### Task directions
Extract every line from the records below that contains the word "time".

### Provided entries
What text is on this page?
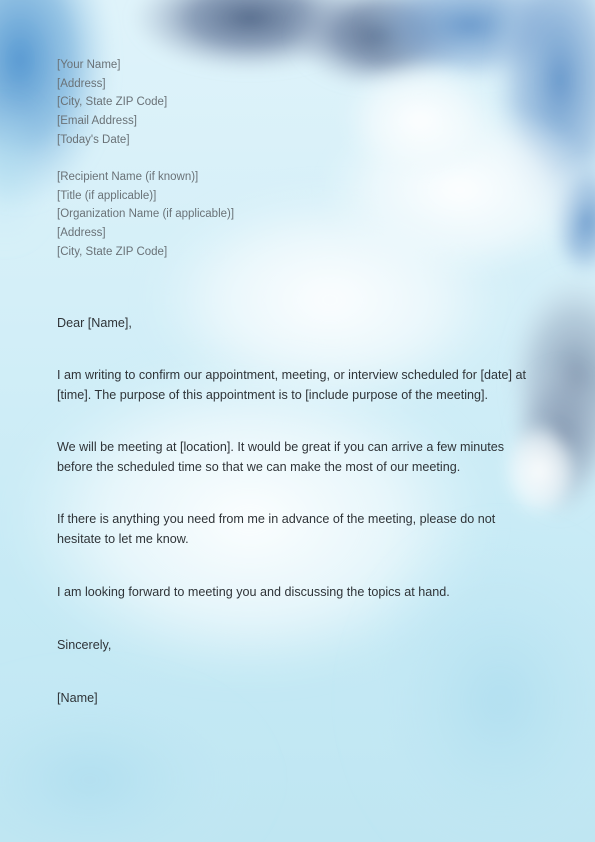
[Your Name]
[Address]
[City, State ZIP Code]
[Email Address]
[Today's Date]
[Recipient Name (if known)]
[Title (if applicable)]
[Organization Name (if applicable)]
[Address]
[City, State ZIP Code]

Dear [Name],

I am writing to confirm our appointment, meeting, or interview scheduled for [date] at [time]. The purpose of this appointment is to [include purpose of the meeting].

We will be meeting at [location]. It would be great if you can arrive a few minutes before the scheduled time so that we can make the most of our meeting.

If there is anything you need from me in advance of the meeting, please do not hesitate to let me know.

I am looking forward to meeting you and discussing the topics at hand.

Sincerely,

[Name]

---

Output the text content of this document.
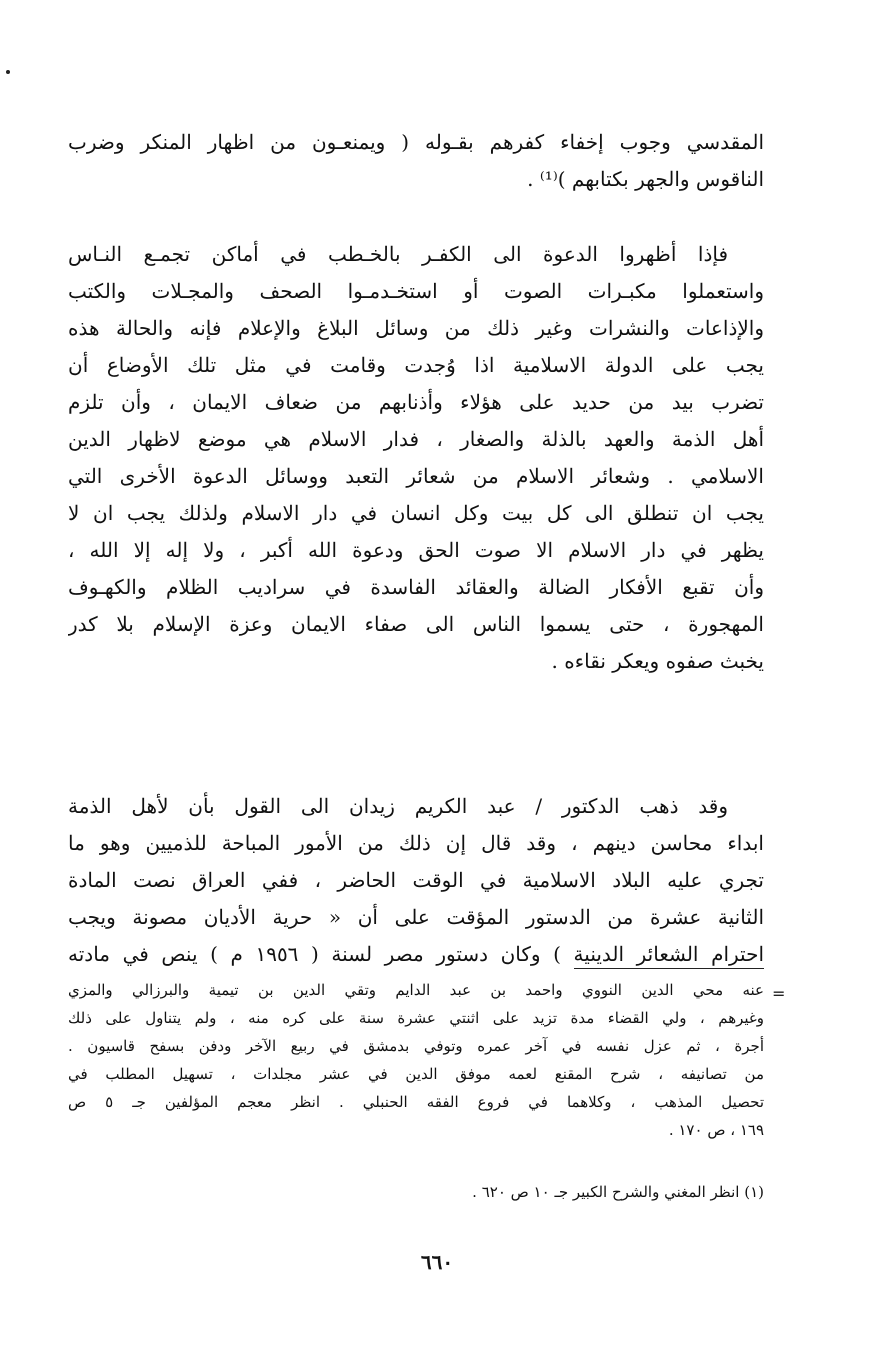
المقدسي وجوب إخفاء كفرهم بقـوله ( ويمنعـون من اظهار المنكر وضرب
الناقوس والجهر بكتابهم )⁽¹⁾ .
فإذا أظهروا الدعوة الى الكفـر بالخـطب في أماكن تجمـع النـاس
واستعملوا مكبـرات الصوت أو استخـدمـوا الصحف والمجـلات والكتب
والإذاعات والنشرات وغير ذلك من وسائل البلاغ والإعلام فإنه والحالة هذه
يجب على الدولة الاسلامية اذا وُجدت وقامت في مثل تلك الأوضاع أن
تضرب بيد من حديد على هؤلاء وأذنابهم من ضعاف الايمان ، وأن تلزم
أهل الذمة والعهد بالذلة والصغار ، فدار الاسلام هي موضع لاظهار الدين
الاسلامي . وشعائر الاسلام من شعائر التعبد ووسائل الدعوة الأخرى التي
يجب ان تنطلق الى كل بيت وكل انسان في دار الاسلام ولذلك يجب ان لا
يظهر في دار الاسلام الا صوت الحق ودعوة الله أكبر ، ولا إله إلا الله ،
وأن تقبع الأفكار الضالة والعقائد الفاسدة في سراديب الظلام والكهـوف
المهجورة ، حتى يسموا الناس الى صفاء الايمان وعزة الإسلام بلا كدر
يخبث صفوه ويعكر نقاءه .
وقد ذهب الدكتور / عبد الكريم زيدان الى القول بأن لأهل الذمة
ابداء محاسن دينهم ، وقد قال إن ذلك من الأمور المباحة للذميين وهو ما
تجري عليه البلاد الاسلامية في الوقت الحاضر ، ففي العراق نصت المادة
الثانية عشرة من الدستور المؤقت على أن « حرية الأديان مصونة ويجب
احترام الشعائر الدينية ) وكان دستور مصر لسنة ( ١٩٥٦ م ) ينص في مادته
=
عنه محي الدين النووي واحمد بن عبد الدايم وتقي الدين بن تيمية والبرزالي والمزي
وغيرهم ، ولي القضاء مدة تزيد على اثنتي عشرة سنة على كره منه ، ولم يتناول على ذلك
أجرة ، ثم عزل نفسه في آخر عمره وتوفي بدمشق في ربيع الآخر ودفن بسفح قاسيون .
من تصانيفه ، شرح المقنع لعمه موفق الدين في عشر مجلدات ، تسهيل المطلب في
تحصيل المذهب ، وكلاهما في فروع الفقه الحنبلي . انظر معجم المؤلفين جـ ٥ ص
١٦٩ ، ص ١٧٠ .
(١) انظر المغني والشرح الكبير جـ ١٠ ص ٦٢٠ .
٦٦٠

### Exercise response
I am writing to confirm our appointment, meeting, or interview scheduled for [date] at [time]. The purpose of this appointment is to [include purpose of the meeting].
We will be meeting at [location]. It would be great if you can arrive a few minutes before the scheduled time so that we can make the most of our meeting.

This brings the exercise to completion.